WHAT IS ASKED:
Tally up the lines carrying the string "istruzioni" and respond with only the resulting number.

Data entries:
******

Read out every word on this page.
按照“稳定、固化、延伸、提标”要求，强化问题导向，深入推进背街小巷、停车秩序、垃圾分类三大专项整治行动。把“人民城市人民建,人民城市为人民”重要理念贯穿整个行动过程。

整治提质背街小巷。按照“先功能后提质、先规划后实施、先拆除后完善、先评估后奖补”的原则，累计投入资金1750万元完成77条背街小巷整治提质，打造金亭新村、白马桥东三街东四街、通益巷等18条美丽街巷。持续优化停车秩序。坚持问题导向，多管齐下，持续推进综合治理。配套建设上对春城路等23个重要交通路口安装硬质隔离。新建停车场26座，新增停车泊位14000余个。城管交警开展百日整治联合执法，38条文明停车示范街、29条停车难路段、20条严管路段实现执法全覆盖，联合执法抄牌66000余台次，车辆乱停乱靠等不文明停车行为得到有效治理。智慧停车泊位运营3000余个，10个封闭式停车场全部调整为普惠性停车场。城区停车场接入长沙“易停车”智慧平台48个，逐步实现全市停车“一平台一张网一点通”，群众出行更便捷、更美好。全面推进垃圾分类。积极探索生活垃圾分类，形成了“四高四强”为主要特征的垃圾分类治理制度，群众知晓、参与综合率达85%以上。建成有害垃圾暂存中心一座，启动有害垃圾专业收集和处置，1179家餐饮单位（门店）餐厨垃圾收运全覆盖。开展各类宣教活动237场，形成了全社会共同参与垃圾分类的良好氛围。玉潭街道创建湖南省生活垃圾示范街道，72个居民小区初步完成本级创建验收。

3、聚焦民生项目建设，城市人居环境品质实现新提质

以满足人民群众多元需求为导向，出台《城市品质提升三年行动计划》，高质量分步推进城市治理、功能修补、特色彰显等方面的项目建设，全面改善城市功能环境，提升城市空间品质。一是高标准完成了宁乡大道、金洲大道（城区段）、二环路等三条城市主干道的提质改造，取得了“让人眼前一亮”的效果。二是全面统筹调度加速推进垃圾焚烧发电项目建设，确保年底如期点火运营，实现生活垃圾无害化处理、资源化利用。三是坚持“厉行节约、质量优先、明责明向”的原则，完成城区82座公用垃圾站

******

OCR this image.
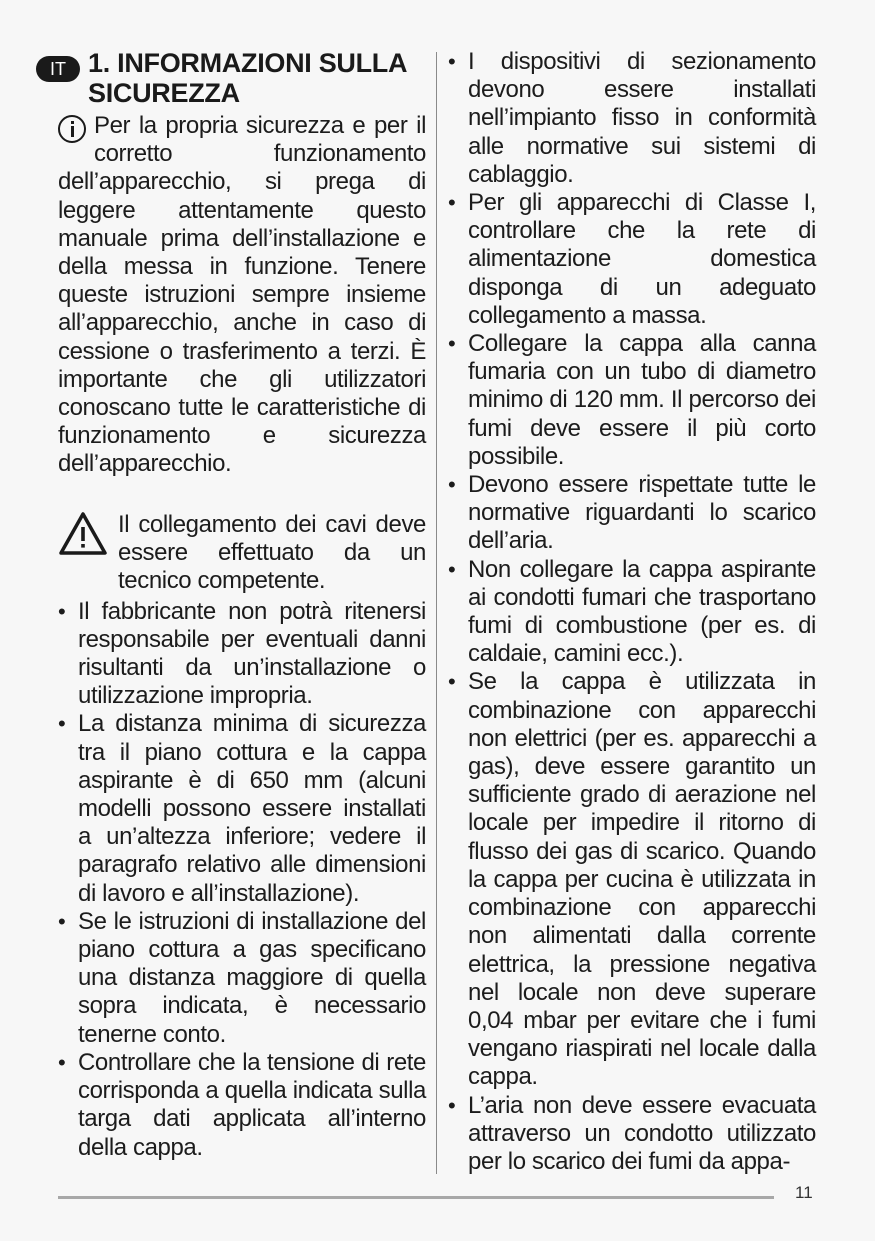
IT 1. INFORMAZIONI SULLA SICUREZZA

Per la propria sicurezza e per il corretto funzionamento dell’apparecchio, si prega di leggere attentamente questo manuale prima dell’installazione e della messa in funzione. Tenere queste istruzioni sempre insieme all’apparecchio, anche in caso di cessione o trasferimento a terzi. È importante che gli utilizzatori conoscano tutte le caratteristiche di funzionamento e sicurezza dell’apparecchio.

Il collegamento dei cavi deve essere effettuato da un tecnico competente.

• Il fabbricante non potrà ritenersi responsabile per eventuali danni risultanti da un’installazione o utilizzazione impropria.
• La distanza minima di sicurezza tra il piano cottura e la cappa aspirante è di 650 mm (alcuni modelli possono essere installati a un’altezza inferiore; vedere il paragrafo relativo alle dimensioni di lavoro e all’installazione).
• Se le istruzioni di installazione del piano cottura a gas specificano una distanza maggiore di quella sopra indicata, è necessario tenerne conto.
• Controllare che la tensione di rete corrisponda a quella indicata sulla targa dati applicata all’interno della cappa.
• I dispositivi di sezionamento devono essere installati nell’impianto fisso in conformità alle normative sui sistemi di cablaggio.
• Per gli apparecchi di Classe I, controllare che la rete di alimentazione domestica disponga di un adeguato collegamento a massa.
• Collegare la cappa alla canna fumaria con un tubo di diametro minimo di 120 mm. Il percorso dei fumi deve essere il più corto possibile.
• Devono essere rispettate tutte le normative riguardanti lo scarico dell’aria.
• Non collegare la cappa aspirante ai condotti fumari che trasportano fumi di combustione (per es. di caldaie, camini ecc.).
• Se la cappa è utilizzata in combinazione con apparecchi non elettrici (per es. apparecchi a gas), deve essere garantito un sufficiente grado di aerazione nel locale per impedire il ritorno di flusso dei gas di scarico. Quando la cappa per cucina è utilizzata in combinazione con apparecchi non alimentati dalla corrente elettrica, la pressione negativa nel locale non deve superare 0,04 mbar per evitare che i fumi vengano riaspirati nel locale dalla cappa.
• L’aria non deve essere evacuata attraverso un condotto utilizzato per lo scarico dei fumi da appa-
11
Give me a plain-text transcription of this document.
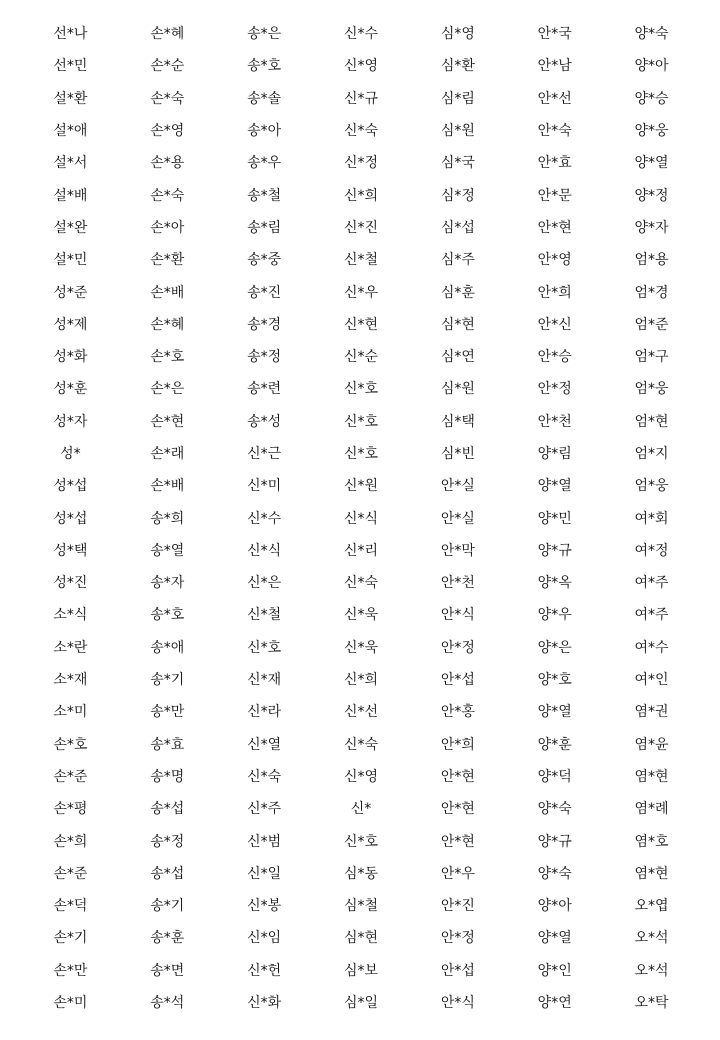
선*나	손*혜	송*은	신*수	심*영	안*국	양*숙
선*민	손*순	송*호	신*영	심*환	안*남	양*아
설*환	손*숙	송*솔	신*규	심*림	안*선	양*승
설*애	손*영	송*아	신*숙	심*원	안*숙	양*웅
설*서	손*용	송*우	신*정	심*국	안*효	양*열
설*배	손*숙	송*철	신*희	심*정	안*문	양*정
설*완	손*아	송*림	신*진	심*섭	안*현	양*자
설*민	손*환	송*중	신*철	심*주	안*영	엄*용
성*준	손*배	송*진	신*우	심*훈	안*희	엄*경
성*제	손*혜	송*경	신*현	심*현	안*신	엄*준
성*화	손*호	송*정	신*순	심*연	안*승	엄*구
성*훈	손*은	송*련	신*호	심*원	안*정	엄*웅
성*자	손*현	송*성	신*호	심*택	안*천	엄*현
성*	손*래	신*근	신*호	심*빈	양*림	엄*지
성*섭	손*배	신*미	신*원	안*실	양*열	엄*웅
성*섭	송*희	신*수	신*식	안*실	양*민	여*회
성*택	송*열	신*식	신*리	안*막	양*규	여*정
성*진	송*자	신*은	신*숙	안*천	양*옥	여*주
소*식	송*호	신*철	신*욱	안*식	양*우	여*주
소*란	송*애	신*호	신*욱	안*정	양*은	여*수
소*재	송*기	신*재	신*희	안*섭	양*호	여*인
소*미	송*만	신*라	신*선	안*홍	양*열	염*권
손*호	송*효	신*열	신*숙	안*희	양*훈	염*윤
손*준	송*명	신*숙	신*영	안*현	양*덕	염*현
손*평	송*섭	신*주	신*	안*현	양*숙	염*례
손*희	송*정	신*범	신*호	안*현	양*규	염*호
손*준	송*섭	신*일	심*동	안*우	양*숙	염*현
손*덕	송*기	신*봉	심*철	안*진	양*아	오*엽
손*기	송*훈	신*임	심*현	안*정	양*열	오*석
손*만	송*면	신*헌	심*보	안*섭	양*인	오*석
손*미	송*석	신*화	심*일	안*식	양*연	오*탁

******

PROBLEM SOLUTION:
2